Each line containing the word "this" should be found and copied.

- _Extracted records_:
# # # # #

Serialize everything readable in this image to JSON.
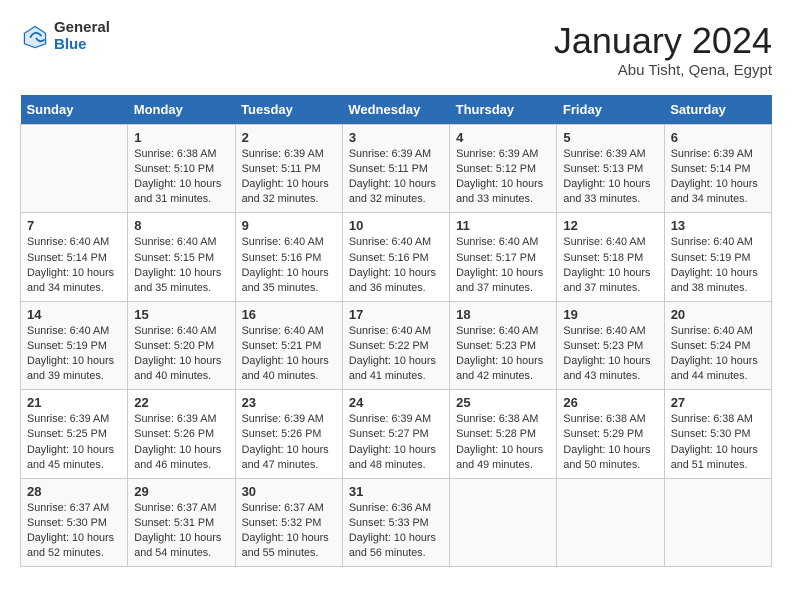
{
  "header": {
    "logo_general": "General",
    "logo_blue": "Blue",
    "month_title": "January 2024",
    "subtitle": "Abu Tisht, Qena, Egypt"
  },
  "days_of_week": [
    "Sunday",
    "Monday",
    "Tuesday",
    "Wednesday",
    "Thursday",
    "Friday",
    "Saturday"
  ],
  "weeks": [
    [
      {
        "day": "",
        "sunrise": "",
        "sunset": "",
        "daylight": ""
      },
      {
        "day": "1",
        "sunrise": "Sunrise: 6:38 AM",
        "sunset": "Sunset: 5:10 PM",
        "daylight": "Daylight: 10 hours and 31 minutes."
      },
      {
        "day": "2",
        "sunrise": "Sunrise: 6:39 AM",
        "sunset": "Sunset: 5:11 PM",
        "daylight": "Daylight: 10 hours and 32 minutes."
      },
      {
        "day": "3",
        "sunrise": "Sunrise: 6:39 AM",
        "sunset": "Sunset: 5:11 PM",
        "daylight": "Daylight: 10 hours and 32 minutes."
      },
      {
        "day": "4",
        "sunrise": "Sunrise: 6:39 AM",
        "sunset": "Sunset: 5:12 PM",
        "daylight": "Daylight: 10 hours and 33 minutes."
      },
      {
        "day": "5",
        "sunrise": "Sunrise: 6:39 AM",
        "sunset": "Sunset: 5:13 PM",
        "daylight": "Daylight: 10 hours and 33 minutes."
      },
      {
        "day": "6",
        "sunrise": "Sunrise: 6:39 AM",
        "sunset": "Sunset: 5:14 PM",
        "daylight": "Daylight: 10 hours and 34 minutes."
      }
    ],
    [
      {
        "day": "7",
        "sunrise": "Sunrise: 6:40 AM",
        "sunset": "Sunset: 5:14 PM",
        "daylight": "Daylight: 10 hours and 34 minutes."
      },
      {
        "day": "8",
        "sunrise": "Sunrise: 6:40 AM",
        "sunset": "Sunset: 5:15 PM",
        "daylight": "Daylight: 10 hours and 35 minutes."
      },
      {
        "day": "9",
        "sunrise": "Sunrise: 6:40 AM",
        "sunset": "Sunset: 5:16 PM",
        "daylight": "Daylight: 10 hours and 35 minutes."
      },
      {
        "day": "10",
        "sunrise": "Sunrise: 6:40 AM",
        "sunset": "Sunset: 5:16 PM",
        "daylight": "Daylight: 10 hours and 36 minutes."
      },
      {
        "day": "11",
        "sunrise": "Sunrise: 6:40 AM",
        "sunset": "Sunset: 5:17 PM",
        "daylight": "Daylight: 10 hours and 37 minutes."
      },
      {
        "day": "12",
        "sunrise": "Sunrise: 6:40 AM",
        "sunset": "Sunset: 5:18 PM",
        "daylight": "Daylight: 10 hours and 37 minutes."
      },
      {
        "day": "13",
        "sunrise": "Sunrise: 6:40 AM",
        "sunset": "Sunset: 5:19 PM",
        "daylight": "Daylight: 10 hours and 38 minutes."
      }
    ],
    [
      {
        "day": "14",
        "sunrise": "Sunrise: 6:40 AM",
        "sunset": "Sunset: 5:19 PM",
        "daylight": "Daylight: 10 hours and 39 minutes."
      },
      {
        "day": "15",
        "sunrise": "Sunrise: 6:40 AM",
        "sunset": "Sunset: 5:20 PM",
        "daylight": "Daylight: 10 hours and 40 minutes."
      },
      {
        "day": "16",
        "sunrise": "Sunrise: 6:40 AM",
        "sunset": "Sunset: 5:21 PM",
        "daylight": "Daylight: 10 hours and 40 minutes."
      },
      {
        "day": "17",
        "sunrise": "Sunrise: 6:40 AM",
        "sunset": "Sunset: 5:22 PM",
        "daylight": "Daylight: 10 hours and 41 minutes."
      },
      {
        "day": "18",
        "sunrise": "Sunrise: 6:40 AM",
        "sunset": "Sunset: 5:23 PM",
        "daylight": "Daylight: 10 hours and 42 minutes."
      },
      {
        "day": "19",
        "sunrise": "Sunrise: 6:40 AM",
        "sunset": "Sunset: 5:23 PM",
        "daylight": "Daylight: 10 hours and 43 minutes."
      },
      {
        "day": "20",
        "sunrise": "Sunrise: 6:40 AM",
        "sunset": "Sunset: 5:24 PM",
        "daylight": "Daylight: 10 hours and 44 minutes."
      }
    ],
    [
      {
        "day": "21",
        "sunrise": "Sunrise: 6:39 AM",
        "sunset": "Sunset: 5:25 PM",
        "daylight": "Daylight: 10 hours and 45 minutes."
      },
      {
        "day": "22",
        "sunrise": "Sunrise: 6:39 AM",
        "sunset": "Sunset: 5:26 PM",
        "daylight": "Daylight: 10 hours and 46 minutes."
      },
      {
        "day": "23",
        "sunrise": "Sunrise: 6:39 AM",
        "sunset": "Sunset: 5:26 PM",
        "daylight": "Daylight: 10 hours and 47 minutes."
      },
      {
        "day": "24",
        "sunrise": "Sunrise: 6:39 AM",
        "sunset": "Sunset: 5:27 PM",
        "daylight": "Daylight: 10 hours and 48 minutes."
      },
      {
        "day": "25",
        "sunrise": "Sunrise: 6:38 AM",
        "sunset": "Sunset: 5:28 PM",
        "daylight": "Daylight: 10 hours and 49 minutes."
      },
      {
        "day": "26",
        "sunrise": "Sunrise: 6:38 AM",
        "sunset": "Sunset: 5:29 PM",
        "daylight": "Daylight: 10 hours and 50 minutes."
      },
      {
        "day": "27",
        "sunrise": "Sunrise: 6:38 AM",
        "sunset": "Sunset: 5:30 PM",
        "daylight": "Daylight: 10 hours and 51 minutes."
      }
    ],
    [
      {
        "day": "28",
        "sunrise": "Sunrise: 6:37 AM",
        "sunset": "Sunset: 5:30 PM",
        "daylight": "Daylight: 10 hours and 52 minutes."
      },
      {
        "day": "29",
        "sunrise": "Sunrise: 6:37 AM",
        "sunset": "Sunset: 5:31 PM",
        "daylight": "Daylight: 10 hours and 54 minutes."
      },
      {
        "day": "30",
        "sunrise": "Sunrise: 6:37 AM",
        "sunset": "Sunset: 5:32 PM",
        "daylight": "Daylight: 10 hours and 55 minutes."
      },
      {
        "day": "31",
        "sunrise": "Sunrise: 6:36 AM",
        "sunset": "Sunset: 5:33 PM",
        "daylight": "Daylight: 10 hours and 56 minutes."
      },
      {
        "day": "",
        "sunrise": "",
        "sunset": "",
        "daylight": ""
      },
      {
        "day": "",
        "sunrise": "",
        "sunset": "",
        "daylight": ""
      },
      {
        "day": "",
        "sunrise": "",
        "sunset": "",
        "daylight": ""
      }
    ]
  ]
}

# # # # #

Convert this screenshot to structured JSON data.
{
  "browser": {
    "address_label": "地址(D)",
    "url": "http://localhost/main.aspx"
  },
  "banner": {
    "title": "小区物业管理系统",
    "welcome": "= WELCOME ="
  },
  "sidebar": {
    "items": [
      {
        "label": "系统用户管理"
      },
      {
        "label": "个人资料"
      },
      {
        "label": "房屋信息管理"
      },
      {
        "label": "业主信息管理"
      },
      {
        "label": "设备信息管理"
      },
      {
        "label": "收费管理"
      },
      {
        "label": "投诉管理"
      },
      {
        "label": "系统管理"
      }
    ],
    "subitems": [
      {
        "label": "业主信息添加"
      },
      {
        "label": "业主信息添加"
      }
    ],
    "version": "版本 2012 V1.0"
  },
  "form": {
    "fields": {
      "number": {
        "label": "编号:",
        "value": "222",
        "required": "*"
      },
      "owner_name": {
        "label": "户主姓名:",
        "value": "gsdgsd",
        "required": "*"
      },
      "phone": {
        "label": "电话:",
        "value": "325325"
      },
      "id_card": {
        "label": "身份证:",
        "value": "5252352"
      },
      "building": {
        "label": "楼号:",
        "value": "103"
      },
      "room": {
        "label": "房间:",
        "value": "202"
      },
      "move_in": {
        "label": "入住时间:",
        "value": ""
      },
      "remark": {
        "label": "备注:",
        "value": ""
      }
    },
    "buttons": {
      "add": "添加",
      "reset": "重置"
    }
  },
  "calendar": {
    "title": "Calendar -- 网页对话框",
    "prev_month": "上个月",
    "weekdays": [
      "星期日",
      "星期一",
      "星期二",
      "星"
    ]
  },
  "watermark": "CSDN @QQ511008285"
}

# # # # #

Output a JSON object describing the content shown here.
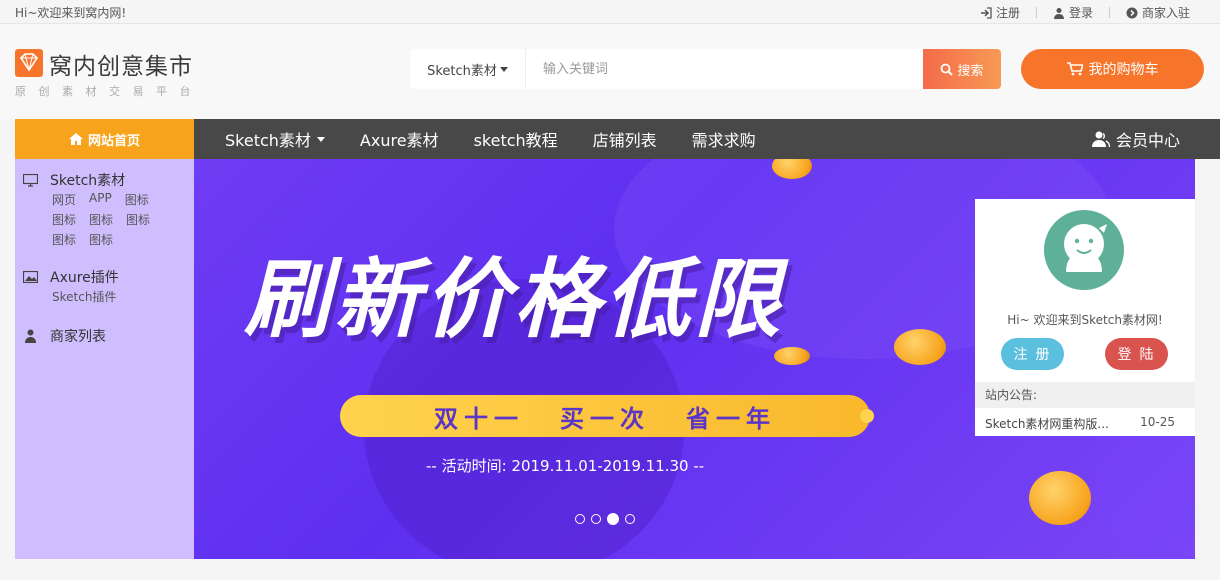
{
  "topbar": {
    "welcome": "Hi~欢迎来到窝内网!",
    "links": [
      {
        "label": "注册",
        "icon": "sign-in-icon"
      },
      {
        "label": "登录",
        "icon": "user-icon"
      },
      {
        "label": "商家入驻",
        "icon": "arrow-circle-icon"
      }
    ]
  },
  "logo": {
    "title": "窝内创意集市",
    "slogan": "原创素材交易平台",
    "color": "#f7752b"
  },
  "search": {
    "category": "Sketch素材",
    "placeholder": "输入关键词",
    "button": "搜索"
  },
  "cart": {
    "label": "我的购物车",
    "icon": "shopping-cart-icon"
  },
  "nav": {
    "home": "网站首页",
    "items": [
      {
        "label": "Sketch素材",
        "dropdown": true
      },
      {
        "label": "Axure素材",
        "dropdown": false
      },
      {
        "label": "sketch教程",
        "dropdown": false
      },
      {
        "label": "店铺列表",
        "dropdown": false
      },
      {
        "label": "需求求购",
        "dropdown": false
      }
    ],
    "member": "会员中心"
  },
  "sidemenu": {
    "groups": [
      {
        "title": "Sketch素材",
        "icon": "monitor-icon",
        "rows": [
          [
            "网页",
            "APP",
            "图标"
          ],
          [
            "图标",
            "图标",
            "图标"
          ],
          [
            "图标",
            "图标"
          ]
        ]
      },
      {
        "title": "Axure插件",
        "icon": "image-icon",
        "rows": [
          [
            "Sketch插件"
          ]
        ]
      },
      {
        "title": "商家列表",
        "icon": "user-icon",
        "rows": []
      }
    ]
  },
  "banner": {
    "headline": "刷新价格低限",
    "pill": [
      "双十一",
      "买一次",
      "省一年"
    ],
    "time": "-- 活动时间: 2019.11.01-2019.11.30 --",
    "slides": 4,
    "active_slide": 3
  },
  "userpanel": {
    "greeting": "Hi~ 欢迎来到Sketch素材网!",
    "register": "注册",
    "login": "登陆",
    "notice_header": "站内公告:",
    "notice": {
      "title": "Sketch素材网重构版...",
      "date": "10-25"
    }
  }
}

# # # # #

- _Worked solution_:
Serialize everything readable in this image to JSON.
Convert this screenshot to structured JSON data.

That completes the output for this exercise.